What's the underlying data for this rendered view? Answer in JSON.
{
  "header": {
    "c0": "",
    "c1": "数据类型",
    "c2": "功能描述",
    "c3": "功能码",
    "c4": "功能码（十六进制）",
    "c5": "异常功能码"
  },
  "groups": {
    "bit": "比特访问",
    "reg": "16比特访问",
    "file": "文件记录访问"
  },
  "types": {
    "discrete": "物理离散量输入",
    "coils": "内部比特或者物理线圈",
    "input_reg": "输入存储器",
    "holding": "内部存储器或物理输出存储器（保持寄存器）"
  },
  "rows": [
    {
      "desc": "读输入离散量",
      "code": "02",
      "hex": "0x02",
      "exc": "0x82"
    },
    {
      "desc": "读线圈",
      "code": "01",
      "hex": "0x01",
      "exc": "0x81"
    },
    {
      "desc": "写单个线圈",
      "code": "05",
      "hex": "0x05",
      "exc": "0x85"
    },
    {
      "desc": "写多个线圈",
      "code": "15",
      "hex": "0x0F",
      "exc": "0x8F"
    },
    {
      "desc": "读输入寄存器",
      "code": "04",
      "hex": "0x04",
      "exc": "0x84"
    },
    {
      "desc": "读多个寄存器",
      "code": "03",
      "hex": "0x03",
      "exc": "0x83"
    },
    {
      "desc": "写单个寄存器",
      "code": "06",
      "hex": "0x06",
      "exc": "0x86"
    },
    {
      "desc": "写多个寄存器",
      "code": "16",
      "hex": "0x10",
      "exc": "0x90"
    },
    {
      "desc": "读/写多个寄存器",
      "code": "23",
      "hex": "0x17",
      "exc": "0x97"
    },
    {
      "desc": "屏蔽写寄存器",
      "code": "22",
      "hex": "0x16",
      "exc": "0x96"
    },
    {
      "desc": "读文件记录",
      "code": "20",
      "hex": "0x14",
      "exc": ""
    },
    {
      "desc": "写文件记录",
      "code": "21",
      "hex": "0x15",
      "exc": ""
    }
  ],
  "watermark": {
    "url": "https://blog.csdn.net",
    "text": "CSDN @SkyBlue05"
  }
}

---------------

Every record above should be output exactly.

### Response for this exercise:
What's the underlying data for this rendered view? Answer in JSON.
{
  "header": {
    "c0": "",
    "c1": "数据类型",
    "c2": "功能描述",
    "c3": "功能码",
    "c4": "功能码（十六进制）",
    "c5": "异常功能码"
  },
  "groups": {
    "bit": "比特访问",
    "reg": "16比特访问",
    "file": "文件记录访问"
  },
  "types": {
    "discrete": "物理离散量输入",
    "coils": "内部比特或者物理线圈",
    "input_reg": "输入存储器",
    "holding": "内部存储器或物理输出存储器（保持寄存器）"
  },
  "rows": [
    {
      "desc": "读输入离散量",
      "code": "02",
      "hex": "0x02",
      "exc": "0x82"
    },
    {
      "desc": "读线圈",
      "code": "01",
      "hex": "0x01",
      "exc": "0x81"
    },
    {
      "desc": "写单个线圈",
      "code": "05",
      "hex": "0x05",
      "exc": "0x85"
    },
    {
      "desc": "写多个线圈",
      "code": "15",
      "hex": "0x0F",
      "exc": "0x8F"
    },
    {
      "desc": "读输入寄存器",
      "code": "04",
      "hex": "0x04",
      "exc": "0x84"
    },
    {
      "desc": "读多个寄存器",
      "code": "03",
      "hex": "0x03",
      "exc": "0x83"
    },
    {
      "desc": "写单个寄存器",
      "code": "06",
      "hex": "0x06",
      "exc": "0x86"
    },
    {
      "desc": "写多个寄存器",
      "code": "16",
      "hex": "0x10",
      "exc": "0x90"
    },
    {
      "desc": "读/写多个寄存器",
      "code": "23",
      "hex": "0x17",
      "exc": "0x97"
    },
    {
      "desc": "屏蔽写寄存器",
      "code": "22",
      "hex": "0x16",
      "exc": "0x96"
    },
    {
      "desc": "读文件记录",
      "code": "20",
      "hex": "0x14",
      "exc": ""
    },
    {
      "desc": "写文件记录",
      "code": "21",
      "hex": "0x15",
      "exc": ""
    }
  ],
  "watermark": {
    "url": "https://blog.csdn.net",
    "text": "CSDN @SkyBlue05"
  }
}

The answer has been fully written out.